Aim of the exercise: Look at every line below and count those containing "handledare". Answer with the number only.

Collection entries
----

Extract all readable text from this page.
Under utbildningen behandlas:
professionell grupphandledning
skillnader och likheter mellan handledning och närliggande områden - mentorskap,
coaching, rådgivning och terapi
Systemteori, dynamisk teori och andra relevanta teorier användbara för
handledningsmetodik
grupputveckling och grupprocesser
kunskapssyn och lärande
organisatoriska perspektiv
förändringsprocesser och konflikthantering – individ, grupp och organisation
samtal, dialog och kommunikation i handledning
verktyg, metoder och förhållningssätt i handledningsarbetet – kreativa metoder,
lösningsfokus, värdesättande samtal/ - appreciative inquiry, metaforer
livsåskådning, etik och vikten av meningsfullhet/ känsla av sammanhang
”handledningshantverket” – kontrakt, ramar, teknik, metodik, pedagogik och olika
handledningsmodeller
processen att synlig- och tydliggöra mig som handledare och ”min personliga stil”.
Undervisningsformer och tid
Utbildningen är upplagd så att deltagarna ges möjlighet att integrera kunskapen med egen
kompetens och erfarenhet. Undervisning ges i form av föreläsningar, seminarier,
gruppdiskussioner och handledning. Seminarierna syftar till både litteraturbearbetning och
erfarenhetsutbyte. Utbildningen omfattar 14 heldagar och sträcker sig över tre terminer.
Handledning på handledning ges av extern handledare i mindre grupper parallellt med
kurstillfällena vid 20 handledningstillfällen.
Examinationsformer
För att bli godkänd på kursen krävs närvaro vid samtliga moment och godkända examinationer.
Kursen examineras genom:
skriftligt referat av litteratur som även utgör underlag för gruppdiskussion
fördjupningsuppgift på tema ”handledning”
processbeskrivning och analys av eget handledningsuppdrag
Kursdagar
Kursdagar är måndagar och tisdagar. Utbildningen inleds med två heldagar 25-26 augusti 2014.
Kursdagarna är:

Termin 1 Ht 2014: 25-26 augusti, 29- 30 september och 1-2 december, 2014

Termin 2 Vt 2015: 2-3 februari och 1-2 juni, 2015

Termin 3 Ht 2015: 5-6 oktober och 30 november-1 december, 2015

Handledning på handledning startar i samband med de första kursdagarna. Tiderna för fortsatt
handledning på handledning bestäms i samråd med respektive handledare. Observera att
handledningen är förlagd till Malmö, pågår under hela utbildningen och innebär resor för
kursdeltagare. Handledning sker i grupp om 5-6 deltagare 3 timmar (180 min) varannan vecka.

----

Exercise result: 3